Stated goal:
Lines before the one containing "Give me a plain-text" are excluded; retype that line and all remaining lines of the material exactly.

* start Record set *

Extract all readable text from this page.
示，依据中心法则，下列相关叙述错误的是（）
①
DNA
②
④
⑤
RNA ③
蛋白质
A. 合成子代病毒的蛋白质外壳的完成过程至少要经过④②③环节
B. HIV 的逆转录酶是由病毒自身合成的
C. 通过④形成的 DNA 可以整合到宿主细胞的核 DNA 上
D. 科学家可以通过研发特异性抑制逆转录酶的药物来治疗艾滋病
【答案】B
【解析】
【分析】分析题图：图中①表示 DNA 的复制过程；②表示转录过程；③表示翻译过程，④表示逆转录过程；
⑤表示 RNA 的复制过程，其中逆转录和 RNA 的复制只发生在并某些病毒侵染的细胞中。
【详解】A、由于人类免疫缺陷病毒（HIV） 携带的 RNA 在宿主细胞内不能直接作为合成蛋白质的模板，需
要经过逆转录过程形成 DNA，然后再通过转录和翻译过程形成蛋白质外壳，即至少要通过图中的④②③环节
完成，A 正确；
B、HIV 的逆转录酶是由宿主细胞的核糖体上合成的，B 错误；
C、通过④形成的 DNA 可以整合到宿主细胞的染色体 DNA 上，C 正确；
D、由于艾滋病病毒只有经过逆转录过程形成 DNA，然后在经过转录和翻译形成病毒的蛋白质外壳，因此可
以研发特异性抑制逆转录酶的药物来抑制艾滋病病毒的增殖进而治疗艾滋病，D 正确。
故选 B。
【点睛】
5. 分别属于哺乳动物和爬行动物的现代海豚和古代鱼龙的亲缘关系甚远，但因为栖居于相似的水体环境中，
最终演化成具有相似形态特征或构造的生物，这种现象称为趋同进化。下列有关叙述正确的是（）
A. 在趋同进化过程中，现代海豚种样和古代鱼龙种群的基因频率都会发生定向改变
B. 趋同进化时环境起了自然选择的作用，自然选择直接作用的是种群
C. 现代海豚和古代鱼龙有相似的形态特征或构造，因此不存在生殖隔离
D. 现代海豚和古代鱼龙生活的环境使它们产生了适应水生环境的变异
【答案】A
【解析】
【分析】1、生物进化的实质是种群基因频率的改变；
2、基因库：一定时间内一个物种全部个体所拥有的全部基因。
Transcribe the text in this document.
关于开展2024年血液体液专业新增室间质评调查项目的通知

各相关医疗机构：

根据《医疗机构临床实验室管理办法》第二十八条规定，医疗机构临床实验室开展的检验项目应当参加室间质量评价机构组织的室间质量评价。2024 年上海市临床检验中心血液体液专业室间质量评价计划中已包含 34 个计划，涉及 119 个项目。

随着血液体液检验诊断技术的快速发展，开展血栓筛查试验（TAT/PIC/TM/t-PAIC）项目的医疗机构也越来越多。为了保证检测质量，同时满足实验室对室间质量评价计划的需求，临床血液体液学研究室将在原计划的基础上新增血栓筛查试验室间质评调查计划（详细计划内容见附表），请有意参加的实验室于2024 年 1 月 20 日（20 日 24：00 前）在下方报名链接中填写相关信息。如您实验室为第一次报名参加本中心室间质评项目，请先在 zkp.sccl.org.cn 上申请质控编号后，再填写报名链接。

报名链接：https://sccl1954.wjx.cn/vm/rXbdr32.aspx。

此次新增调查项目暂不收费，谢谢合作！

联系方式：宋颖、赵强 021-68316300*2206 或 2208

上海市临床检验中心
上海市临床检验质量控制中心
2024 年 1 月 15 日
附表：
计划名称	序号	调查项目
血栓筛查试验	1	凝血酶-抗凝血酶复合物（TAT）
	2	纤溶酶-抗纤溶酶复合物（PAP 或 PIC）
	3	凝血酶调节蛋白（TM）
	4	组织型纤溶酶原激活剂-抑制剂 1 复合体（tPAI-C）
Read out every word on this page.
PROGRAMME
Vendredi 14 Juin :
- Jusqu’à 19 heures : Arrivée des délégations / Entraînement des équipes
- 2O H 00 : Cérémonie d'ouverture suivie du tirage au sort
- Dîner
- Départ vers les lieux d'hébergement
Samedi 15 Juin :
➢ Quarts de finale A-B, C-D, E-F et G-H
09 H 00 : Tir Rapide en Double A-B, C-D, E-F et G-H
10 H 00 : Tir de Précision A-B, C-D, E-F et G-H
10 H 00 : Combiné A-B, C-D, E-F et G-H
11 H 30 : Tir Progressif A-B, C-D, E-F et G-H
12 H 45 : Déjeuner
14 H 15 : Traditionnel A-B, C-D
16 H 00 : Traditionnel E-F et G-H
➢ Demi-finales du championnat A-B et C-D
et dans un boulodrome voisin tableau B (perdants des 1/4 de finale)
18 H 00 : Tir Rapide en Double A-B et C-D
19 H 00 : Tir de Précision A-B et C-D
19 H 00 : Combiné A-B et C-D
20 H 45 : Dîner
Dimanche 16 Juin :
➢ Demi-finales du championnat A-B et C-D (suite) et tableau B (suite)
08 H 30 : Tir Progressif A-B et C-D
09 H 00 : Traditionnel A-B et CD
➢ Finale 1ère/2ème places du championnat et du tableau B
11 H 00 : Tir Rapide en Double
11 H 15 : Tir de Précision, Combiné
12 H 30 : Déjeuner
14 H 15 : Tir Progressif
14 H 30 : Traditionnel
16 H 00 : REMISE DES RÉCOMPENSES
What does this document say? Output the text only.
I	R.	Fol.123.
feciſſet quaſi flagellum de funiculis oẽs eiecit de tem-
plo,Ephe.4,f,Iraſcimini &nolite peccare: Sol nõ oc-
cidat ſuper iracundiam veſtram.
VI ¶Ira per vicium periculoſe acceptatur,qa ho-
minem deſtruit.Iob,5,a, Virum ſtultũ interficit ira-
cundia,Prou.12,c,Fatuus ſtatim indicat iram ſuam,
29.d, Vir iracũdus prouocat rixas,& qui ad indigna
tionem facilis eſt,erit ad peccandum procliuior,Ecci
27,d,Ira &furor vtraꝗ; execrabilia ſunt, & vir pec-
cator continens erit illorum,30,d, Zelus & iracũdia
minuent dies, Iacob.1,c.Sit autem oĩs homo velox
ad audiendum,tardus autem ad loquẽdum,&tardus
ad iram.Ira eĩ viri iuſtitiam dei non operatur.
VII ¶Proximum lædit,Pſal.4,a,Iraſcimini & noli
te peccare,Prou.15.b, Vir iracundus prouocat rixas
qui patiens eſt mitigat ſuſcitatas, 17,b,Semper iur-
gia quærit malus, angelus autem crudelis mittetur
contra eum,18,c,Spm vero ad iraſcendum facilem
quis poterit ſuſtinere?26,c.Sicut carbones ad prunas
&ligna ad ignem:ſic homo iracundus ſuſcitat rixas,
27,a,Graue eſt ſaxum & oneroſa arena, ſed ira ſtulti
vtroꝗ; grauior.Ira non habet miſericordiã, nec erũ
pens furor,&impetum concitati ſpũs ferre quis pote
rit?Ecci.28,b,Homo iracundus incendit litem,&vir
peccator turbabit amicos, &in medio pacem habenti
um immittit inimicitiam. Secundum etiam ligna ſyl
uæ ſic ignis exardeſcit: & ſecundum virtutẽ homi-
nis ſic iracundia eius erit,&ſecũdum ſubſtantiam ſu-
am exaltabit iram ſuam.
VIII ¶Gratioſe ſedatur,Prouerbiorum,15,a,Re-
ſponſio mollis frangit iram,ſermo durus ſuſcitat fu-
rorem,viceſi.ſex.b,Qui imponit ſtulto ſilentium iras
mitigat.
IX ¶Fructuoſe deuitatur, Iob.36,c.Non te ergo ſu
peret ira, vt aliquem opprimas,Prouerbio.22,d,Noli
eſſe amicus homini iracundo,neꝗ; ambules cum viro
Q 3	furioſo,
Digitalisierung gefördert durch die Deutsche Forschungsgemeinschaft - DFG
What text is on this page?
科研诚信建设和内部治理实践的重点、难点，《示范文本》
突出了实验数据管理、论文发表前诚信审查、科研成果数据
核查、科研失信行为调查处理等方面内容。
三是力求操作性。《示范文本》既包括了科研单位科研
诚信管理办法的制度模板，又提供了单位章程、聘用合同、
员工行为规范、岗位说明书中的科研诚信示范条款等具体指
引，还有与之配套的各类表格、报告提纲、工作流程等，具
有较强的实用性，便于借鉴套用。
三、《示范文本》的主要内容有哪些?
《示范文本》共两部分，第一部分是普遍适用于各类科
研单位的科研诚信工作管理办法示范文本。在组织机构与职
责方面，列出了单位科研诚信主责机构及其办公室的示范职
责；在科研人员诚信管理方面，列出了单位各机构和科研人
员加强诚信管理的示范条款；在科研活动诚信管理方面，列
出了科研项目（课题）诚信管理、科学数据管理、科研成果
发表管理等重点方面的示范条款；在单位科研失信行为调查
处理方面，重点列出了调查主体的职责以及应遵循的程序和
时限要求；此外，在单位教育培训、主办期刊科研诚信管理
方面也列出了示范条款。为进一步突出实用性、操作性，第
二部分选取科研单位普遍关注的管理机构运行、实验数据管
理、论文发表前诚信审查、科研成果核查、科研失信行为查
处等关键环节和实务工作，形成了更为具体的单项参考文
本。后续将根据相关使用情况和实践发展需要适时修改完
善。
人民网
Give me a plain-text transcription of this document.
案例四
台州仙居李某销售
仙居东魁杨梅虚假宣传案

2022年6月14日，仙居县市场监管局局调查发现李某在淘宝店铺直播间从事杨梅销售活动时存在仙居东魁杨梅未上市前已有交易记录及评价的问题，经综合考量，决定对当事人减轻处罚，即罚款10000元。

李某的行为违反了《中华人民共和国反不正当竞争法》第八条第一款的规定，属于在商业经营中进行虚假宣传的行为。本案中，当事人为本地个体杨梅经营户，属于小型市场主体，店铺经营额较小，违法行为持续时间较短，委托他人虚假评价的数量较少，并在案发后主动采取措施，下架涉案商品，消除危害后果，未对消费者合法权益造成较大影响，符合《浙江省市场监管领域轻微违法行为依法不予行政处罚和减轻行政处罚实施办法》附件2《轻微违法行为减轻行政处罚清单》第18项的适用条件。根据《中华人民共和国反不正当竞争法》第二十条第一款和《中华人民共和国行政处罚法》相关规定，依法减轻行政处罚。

* end Record set *

Answer:
Give me a plain-text transcription of this document.
案例四
台州仙居李某销售
仙居东魁杨梅虚假宣传案

2022年6月14日，仙居县市场监管局局调查发现李某在淘宝店铺直播间从事杨梅销售活动时存在仙居东魁杨梅未上市前已有交易记录及评价的问题，经综合考量，决定对当事人减轻处罚，即罚款10000元。

李某的行为违反了《中华人民共和国反不正当竞争法》第八条第一款的规定，属于在商业经营中进行虚假宣传的行为。本案中，当事人为本地个体杨梅经营户，属于小型市场主体，店铺经营额较小，违法行为持续时间较短，委托他人虚假评价的数量较少，并在案发后主动采取措施，下架涉案商品，消除危害后果，未对消费者合法权益造成较大影响，符合《浙江省市场监管领域轻微违法行为依法不予行政处罚和减轻行政处罚实施办法》附件2《轻微违法行为减轻行政处罚清单》第18项的适用条件。根据《中华人民共和国反不正当竞争法》第二十条第一款和《中华人民共和国行政处罚法》相关规定，依法减轻行政处罚。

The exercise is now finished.